### PROMPT
In the data below, find every line that has the string "тонна", and copy it.

### INPUT MATERIAL
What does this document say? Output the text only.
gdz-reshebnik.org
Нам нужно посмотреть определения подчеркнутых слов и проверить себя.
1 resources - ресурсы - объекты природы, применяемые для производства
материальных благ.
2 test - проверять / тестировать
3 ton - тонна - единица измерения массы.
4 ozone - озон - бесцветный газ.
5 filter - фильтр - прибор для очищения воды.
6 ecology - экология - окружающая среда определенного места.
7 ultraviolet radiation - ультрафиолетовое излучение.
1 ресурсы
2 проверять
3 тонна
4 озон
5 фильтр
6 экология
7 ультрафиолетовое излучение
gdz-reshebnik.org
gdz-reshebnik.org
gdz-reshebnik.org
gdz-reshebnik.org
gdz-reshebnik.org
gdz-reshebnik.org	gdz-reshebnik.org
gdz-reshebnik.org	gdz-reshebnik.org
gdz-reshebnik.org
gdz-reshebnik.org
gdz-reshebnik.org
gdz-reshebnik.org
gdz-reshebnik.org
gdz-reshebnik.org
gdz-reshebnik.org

---

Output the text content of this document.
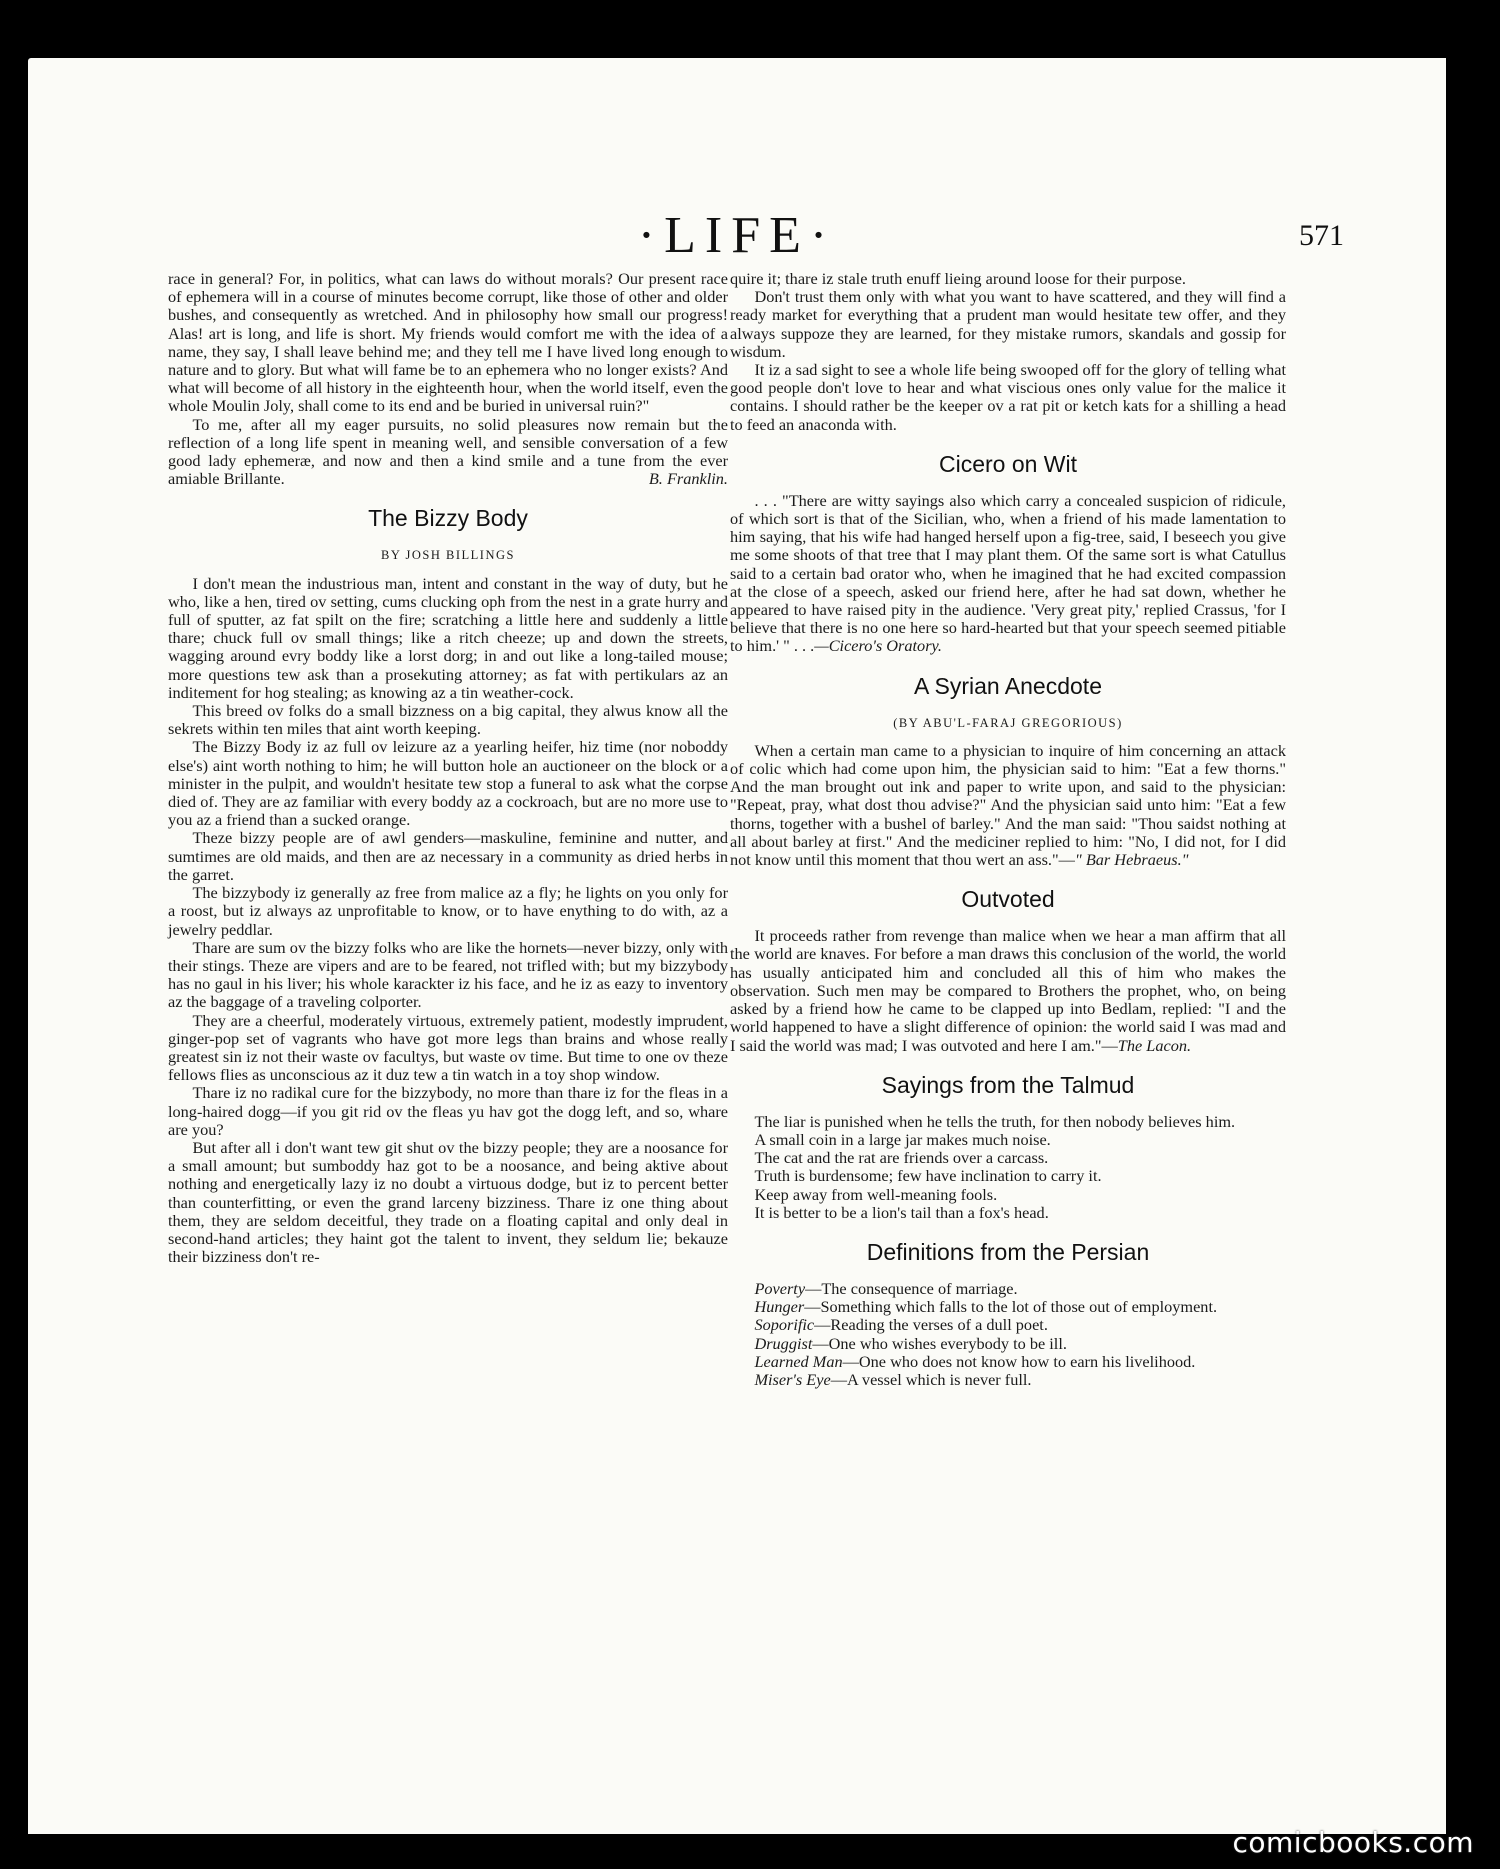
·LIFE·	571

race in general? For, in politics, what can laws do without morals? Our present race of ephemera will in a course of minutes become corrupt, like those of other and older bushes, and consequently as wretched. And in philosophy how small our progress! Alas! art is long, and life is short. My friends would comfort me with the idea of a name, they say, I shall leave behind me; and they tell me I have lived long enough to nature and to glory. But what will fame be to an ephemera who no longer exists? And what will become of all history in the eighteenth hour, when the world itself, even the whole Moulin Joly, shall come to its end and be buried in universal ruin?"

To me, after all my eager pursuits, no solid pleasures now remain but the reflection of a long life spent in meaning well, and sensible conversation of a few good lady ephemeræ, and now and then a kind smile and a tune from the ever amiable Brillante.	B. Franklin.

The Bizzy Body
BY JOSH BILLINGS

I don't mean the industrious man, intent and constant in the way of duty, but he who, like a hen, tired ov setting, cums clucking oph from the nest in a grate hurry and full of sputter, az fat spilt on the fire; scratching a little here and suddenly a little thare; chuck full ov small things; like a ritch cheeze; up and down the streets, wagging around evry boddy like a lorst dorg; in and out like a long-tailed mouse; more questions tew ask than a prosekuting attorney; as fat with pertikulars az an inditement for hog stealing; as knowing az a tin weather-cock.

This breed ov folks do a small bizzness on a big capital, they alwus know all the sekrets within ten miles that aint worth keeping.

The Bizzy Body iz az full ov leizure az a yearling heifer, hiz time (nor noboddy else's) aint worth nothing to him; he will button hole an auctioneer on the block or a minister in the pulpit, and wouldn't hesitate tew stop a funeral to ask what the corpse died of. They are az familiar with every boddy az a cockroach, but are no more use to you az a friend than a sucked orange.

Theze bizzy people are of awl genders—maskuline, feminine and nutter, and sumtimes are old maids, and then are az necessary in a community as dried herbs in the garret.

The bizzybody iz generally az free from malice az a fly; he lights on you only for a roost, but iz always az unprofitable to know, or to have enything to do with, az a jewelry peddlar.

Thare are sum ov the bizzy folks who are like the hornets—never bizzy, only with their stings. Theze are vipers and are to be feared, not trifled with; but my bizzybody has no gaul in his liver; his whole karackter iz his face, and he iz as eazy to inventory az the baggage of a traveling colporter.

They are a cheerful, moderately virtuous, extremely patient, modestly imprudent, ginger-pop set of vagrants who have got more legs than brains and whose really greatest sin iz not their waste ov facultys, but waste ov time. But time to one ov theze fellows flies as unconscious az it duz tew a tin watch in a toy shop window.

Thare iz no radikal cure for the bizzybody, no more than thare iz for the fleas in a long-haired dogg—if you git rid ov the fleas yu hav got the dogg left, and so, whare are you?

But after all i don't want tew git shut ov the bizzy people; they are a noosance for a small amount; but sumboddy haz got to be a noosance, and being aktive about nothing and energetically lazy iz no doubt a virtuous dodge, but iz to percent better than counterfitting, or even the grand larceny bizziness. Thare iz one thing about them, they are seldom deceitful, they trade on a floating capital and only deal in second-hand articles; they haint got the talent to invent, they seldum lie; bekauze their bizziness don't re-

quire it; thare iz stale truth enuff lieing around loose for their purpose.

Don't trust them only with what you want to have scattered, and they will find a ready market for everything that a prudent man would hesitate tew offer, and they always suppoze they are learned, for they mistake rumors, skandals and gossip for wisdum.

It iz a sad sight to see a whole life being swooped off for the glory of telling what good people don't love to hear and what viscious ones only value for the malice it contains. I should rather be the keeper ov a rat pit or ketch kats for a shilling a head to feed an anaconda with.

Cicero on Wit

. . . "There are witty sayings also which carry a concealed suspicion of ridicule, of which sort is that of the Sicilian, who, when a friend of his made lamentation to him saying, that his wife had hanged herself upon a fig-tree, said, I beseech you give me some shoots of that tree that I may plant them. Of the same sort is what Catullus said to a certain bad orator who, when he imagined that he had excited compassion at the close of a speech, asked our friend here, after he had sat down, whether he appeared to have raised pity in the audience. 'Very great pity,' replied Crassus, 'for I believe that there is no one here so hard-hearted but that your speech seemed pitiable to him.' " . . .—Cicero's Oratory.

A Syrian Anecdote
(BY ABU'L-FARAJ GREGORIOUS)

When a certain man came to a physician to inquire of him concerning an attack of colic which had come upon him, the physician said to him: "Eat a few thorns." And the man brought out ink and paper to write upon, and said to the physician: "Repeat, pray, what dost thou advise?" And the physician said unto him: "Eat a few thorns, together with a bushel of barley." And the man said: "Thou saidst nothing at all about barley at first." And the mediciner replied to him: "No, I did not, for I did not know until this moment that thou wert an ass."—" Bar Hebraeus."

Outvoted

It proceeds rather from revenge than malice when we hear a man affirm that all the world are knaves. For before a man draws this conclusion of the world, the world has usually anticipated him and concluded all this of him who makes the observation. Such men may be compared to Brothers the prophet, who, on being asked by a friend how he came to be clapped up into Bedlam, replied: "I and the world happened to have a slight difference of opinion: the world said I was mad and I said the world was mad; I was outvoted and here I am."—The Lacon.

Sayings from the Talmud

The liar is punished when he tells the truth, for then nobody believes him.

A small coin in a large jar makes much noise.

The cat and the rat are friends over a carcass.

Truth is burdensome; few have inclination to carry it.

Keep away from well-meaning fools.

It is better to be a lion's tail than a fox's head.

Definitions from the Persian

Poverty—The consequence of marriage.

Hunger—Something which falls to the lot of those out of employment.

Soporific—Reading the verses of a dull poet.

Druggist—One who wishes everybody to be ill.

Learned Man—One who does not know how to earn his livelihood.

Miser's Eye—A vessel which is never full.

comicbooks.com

### RESULT
3 ton - тонна - единица измерения массы.
3 тонна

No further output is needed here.